* **Given problem**: Scan the material that follows. Copy every line containing the word "Украины".

------ Data for this task ------

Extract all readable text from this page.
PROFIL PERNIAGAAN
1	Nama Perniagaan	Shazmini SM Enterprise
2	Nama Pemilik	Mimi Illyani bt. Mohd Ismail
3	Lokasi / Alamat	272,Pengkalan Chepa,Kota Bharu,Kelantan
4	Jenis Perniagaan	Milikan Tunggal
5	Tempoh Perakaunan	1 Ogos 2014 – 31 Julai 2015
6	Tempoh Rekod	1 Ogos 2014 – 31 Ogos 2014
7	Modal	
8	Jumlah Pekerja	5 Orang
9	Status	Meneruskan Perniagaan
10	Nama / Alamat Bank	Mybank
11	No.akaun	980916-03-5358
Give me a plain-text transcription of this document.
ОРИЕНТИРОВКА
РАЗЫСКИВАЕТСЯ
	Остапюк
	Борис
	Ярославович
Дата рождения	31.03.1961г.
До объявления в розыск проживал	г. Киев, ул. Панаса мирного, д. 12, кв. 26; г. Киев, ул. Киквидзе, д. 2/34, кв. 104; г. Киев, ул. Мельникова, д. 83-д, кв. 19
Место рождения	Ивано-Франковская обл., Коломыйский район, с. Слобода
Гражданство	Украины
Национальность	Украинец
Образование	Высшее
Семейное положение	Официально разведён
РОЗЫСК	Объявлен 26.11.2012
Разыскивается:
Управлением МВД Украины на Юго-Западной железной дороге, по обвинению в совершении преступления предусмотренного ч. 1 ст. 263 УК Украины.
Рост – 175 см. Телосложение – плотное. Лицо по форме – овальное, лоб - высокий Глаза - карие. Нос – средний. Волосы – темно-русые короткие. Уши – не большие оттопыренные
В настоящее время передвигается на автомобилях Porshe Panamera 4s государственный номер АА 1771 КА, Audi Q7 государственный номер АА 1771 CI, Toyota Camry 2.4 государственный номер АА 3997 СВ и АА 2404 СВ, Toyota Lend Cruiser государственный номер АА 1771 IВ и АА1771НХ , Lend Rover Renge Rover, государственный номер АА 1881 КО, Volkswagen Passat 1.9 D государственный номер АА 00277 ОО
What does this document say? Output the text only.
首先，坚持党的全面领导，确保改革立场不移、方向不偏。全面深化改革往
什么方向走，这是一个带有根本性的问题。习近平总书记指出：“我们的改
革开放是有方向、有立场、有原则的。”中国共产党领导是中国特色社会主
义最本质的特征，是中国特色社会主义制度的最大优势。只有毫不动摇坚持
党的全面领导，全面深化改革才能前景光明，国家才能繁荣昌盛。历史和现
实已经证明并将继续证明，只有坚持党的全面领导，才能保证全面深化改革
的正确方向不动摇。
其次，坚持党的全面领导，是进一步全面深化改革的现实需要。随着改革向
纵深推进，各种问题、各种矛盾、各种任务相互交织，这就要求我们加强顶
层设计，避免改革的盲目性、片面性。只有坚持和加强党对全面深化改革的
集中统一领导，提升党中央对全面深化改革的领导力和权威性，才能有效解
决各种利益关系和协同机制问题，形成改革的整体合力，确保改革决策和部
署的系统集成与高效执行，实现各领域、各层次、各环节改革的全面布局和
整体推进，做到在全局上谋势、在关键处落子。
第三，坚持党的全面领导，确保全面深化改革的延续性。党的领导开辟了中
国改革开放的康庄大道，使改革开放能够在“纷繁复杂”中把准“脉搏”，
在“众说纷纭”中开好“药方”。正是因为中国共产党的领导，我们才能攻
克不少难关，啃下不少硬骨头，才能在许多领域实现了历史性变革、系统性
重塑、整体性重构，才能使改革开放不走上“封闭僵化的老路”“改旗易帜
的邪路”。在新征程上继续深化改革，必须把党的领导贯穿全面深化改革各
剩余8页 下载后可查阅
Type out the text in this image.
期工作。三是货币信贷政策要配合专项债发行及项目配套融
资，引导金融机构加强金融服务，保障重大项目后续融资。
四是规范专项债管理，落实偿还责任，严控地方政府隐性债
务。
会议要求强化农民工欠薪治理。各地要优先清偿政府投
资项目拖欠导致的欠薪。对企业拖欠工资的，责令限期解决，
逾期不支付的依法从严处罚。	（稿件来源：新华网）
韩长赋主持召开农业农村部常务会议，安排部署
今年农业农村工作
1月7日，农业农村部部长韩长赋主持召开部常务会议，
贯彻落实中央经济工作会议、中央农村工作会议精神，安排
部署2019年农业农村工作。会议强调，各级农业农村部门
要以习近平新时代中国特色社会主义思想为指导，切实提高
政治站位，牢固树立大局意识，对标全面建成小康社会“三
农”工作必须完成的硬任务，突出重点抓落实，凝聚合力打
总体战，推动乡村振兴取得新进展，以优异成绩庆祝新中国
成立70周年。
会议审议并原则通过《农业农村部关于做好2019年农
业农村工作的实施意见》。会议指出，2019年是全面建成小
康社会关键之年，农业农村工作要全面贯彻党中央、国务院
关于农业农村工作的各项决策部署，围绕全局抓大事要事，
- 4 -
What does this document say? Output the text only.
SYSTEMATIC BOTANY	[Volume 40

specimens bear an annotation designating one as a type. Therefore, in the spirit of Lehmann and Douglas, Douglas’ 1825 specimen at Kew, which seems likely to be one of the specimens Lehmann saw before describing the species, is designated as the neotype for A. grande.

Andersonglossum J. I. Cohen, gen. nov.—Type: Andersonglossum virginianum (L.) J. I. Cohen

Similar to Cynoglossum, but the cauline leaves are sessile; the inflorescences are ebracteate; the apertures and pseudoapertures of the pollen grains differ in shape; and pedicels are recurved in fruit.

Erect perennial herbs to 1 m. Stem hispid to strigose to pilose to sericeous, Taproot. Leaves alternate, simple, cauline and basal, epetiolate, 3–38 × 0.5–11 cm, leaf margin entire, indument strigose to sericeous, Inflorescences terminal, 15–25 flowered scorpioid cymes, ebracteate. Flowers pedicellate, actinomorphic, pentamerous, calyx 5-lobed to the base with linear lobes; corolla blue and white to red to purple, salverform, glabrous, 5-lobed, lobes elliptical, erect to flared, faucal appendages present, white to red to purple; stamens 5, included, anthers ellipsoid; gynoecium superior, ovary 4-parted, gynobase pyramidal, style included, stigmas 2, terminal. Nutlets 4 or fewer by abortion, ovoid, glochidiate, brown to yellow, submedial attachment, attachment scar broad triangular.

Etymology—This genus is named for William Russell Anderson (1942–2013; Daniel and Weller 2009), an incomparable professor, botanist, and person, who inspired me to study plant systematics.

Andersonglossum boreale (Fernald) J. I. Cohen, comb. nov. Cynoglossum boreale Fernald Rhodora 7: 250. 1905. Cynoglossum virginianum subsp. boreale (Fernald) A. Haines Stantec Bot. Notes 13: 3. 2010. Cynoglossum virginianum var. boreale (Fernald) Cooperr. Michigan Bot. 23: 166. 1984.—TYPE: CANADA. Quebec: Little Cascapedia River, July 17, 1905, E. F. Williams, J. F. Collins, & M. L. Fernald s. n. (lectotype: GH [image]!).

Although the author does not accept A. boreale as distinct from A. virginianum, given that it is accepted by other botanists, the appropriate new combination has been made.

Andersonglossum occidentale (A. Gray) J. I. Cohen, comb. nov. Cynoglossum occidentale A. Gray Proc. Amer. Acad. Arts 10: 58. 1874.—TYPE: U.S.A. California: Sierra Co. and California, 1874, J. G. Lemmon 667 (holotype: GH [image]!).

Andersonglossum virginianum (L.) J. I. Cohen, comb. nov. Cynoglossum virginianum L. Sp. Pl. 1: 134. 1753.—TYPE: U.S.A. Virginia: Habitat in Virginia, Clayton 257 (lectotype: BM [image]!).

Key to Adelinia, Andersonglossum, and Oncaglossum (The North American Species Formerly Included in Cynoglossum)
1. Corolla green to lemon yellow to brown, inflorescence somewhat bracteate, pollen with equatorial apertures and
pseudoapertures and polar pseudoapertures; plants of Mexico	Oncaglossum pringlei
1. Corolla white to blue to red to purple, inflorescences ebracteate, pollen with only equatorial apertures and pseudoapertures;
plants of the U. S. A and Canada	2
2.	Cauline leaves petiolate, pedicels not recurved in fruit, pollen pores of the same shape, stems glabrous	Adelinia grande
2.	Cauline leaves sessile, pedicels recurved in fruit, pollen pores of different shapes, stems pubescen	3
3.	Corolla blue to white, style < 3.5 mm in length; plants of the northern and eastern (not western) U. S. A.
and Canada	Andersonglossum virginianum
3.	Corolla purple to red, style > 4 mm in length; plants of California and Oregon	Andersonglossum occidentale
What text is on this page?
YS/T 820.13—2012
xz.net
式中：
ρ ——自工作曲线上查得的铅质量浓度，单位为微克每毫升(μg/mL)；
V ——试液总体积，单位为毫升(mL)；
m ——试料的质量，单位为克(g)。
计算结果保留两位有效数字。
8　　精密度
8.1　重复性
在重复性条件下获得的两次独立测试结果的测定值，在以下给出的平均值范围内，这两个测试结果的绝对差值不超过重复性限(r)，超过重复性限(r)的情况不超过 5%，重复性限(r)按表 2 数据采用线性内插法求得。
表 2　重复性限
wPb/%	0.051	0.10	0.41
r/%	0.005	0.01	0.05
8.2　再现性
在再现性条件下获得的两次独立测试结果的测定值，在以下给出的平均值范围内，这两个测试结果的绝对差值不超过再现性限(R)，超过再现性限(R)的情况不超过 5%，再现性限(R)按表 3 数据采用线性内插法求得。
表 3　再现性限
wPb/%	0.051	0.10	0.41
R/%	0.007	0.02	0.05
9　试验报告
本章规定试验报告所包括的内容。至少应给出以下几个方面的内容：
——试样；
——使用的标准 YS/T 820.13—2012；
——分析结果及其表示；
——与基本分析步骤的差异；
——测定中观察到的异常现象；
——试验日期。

------

* **Result**:
Гражданство	Украины
Управлением МВД Украины на Юго-Западной железной дороге, по обвинению в совершении преступления предусмотренного ч. 1 ст. 263 УК Украины.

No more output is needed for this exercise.